MATERIAL start

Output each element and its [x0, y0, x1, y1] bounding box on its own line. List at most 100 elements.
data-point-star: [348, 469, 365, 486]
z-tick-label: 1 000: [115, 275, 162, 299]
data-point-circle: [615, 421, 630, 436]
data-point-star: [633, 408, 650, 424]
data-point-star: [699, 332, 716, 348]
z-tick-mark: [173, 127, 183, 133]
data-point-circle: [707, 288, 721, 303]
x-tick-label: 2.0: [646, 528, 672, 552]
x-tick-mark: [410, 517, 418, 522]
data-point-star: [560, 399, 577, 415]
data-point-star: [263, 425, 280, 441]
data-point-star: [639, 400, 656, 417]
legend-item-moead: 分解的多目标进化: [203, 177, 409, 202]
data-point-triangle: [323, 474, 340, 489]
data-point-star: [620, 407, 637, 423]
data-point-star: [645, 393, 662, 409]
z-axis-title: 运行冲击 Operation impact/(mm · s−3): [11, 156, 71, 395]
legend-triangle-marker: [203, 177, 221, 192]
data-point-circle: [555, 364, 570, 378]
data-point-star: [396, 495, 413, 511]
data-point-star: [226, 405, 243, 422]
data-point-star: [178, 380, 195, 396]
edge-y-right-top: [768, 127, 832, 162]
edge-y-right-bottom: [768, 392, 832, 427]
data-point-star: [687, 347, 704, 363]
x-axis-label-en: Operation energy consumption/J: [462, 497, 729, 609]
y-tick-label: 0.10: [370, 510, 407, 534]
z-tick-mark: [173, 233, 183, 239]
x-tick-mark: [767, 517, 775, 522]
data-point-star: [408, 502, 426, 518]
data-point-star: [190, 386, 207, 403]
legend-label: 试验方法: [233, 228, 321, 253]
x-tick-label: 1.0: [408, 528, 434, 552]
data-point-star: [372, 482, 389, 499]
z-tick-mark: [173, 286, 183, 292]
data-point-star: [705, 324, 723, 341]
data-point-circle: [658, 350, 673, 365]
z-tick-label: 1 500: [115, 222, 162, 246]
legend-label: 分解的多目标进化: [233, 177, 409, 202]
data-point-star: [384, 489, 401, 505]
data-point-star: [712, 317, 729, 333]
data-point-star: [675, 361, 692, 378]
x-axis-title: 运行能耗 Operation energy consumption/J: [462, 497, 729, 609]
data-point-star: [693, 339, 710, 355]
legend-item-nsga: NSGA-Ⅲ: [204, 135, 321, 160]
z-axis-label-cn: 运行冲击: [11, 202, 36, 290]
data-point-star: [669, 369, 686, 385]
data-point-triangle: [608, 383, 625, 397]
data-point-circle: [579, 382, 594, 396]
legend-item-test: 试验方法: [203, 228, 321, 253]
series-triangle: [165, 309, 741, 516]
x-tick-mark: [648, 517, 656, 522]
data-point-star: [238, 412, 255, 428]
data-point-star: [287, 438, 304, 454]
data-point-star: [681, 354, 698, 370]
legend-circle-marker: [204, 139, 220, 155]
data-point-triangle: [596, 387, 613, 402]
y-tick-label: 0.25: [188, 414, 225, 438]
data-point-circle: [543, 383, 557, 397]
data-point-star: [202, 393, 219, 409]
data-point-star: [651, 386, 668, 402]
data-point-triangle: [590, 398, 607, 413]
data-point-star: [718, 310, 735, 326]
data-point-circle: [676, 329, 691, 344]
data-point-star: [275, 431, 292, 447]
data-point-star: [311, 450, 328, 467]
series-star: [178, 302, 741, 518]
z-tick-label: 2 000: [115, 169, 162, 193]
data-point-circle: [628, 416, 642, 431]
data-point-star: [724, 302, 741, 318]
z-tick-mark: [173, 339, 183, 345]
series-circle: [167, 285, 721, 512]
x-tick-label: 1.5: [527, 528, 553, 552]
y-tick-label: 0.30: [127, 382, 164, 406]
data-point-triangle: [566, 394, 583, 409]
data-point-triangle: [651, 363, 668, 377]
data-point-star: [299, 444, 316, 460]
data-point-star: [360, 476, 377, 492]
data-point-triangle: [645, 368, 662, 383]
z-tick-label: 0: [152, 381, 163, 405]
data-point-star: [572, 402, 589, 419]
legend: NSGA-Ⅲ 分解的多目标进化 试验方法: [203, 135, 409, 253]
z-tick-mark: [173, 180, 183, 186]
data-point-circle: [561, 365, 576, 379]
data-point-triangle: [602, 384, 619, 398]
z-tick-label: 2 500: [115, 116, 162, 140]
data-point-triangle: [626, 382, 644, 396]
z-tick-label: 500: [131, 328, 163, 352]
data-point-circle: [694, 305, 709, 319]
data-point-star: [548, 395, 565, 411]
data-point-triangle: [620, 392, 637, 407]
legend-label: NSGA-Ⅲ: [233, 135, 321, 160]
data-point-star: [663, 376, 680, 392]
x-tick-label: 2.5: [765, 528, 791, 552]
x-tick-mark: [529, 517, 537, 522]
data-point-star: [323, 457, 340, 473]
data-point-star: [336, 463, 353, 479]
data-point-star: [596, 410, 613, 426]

MATERIAL end

[WORK REQUIRED]:
Rewrite every line of the records above as a numbered list, leaving out any blank lines.

[FULL RESPONSE]:
1. Output each element and its [x0, y0, x1, y1] bounding box on its own line. List at most 100 elements.
2. data-point-star: [348, 469, 365, 486]
3. z-tick-label: 1 000: [115, 275, 162, 299]
4. data-point-circle: [615, 421, 630, 436]
5. data-point-star: [633, 408, 650, 424]
6. data-point-star: [699, 332, 716, 348]
7. z-tick-mark: [173, 127, 183, 133]
8. data-point-circle: [707, 288, 721, 303]
9. x-tick-label: 2.0: [646, 528, 672, 552]
10. x-tick-mark: [410, 517, 418, 522]
11. data-point-star: [560, 399, 577, 415]
12. data-point-star: [263, 425, 280, 441]
13. data-point-star: [639, 400, 656, 417]
14. legend-item-moead: 分解的多目标进化: [203, 177, 409, 202]
15. data-point-triangle: [323, 474, 340, 489]
16. data-point-star: [620, 407, 637, 423]
17. data-point-star: [645, 393, 662, 409]
18. z-axis-title: 运行冲击 Operation impact/(mm · s−3): [11, 156, 71, 395]
19. legend-triangle-marker: [203, 177, 221, 192]
20. data-point-circle: [555, 364, 570, 378]
21. data-point-star: [396, 495, 413, 511]
22. data-point-star: [226, 405, 243, 422]
23. data-point-star: [178, 380, 195, 396]
24. edge-y-right-top: [768, 127, 832, 162]
25. edge-y-right-bottom: [768, 392, 832, 427]
26. data-point-star: [687, 347, 704, 363]
27. x-axis-label-en: Operation energy consumption/J: [462, 497, 729, 609]
28. y-tick-label: 0.10: [370, 510, 407, 534]
29. z-tick-mark: [173, 233, 183, 239]
30. x-tick-mark: [767, 517, 775, 522]
31. data-point-star: [408, 502, 426, 518]
32. data-point-star: [190, 386, 207, 403]
33. legend-label: 试验方法: [233, 228, 321, 253]
34. x-tick-label: 1.0: [408, 528, 434, 552]
35. data-point-star: [372, 482, 389, 499]
36. z-tick-mark: [173, 286, 183, 292]
37. data-point-star: [705, 324, 723, 341]
38. data-point-circle: [658, 350, 673, 365]
39. z-tick-label: 1 500: [115, 222, 162, 246]
40. legend-label: 分解的多目标进化: [233, 177, 409, 202]
41. data-point-star: [384, 489, 401, 505]
42. data-point-star: [712, 317, 729, 333]
43. data-point-star: [675, 361, 692, 378]
44. x-axis-title: 运行能耗 Operation energy consumption/J: [462, 497, 729, 609]
45. data-point-star: [693, 339, 710, 355]
46. legend-item-nsga: NSGA-Ⅲ: [204, 135, 321, 160]
47. z-axis-label-cn: 运行冲击: [11, 202, 36, 290]
48. data-point-star: [669, 369, 686, 385]
49. data-point-triangle: [608, 383, 625, 397]
50. data-point-circle: [579, 382, 594, 396]
51. legend-item-test: 试验方法: [203, 228, 321, 253]
52. series-triangle: [165, 309, 741, 516]
53. x-tick-mark: [648, 517, 656, 522]
54. data-point-star: [238, 412, 255, 428]
55. data-point-star: [287, 438, 304, 454]
56. data-point-star: [681, 354, 698, 370]
57. legend-circle-marker: [204, 139, 220, 155]
58. data-point-triangle: [596, 387, 613, 402]
59. y-tick-label: 0.25: [188, 414, 225, 438]
60. data-point-circle: [543, 383, 557, 397]
61. data-point-star: [202, 393, 219, 409]
62. data-point-star: [651, 386, 668, 402]
63. data-point-triangle: [590, 398, 607, 413]
64. data-point-star: [718, 310, 735, 326]
65. data-point-circle: [676, 329, 691, 344]
66. data-point-star: [275, 431, 292, 447]
67. data-point-star: [311, 450, 328, 467]
68. series-star: [178, 302, 741, 518]
69. z-tick-label: 2 000: [115, 169, 162, 193]
70. data-point-circle: [628, 416, 642, 431]
71. data-point-star: [724, 302, 741, 318]
72. z-tick-mark: [173, 339, 183, 345]
73. series-circle: [167, 285, 721, 512]
74. x-tick-label: 1.5: [527, 528, 553, 552]
75. y-tick-label: 0.30: [127, 382, 164, 406]
76. data-point-triangle: [566, 394, 583, 409]
77. data-point-triangle: [651, 363, 668, 377]
78. data-point-star: [299, 444, 316, 460]
79. data-point-star: [360, 476, 377, 492]
80. data-point-triangle: [645, 368, 662, 383]
81. z-tick-label: 0: [152, 381, 163, 405]
82. data-point-star: [572, 402, 589, 419]
83. legend: NSGA-Ⅲ 分解的多目标进化 试验方法: [203, 135, 409, 253]
84. z-tick-mark: [173, 180, 183, 186]
85. data-point-circle: [561, 365, 576, 379]
86. data-point-triangle: [602, 384, 619, 398]
87. z-tick-label: 2 500: [115, 116, 162, 140]
88. data-point-triangle: [626, 382, 644, 396]
89. z-tick-label: 500: [131, 328, 163, 352]
90. data-point-circle: [694, 305, 709, 319]
91. data-point-star: [548, 395, 565, 411]
92. data-point-triangle: [620, 392, 637, 407]
93. legend-label: NSGA-Ⅲ: [233, 135, 321, 160]
94. data-point-star: [663, 376, 680, 392]
95. x-tick-label: 2.5: [765, 528, 791, 552]
96. x-tick-mark: [529, 517, 537, 522]
97. data-point-star: [323, 457, 340, 473]
98. data-point-star: [336, 463, 353, 479]
99. data-point-star: [596, 410, 613, 426]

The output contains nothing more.